*Set tasks*
**a)** Answer these questions using the SPPAS slides:
(i) What sampling rate and bit depth are recommended for the audio file?
(ii) What three tasks make up the SPPAS research approach to phonemes and words segmentation?
(iii) What optimization criterion is used when strings are concatenated into words?
**b)** Write out the stretch of the SPPAS slides from "Text Normalization of" through "- elisions: examp(le)".

*Article*

========

Data preparation

Audio file with the following recommended conditions:
- one file = one speaker = one channel
- good recording quality (anechoic chamber)
- 16000Hz, 16bits
Orthographic transcription:
- follow the convention of the software
- enriched with: filled pauses; short pauses; truncated words; repeats; noises and laugh items.

Data preparation: example

An IPU of “Corpus of Interactional Data”

Expected result

Time-aligned phonemes and tokens, including events like noises or laughter

Phonemes and words segmentation: research approach of SPPAS

text normalization
phonetization (grapheme to phoneme conversion)
alignment (speech segmentation)

All three tasks are fully-automatic, but each annotation result can be manually checked.

Text Normalization

Any system that deals with unrestricted text needs the text to be normalized.
It’s the process of segmenting a text into tokens.
Automatic text normalization is mostly dedicated to written texts, in the NLP community
- Text normalization development is commonly carried out specifically for each language and/or task even if this work is laborious and time-consuming. Actually, for many languages there has not been any concerted effort directed towards text normalization.

Text Normalization: SPPAS approach

A generic approach:
- a method as language-and-task independent as possible.
- this enables adding new languages quickly when compared to the development of such tools from scratch.
This method is implemented as a set of modules that are applied sequentially to the text corpora.
The portability to a new language consists of:
- inheriting all language independent modules;
- (rapid) adaptation of other language dependent modules.

Text Normalization main steps

Split:
- use whitespace or characters to split the utterance into separated strings
Replace symbols by their written form:
- based on a lexicon
  - ° is replaced by degrees (English), degrés (French), grados (Spanish), gradi (Italian), mức độ (Vietnamese), 度 (Chinese), du (Chinese pinyin and Taiwanese)
  - ² is replaced by square (English), carré (French), quadrados (Spanish), quadrato (Italian), bình phương (Vietnamese), 平方 (Chinese), ping fang (Chinese pinyin)

Text Normalization main steps (continued)

Segment into words:
- fixes a set of rules to segment strings including punctuation marks
- based on a lexicon and rules
  - aujourd’hui, c’est-à-dire
  - porte-monnaie, cet homme-là, voulez-vous
  - poudre d’escampette, trompe-l’oeil, rock’n roll

Text Normalization main steps

Stick, i.e. concatenate strings into words
- based on a dictionary with an optimization criteria: the longest matching algorithm
  - English: once_upon_a_time, game_over
  - French: pomme_de_terre, au_fur_et_à_mesure, tel_que
  - Chinese: 登记簿
Convert numbers to their written form
- 123
  - cent-vingt-trois (French), one-hundred-twenty-three (English), ciento-veintitres (Spanish)
Lower the text
Remove punctuation

Text Normalization of speech transcription

Speech transcription includes speech phenomena like:
- specific pronunciations: [example,eczap]
- elisions: examp(le)

========

[Dataset entries]
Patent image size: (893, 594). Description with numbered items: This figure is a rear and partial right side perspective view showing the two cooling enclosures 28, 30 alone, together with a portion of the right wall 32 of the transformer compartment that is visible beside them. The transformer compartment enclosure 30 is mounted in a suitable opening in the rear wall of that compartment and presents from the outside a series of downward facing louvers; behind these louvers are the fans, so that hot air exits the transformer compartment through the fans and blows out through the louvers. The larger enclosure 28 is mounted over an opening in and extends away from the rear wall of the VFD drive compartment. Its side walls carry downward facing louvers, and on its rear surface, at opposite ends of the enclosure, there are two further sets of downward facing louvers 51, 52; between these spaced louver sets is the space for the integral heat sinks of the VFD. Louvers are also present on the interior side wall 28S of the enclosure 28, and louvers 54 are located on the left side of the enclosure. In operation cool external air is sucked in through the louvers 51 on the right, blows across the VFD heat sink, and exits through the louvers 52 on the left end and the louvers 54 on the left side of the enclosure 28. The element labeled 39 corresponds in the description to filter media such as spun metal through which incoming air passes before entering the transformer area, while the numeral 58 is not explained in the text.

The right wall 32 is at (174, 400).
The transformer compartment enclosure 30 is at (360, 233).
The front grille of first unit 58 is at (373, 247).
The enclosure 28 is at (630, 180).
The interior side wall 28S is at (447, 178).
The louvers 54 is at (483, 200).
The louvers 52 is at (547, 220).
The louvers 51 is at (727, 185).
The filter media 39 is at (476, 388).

========

*Results*
**a)**
(i) 16000Hz, 16bits
(ii) Text normalization, phonetization (grapheme to phoneme conversion), and alignment (speech segmentation)
(iii) The longest matching algorithm

**b)**
Text Normalization of speech transcription

Speech transcription includes speech phenomena like:
- specific pronunciations: [example,eczap]
- elisions: examp(le)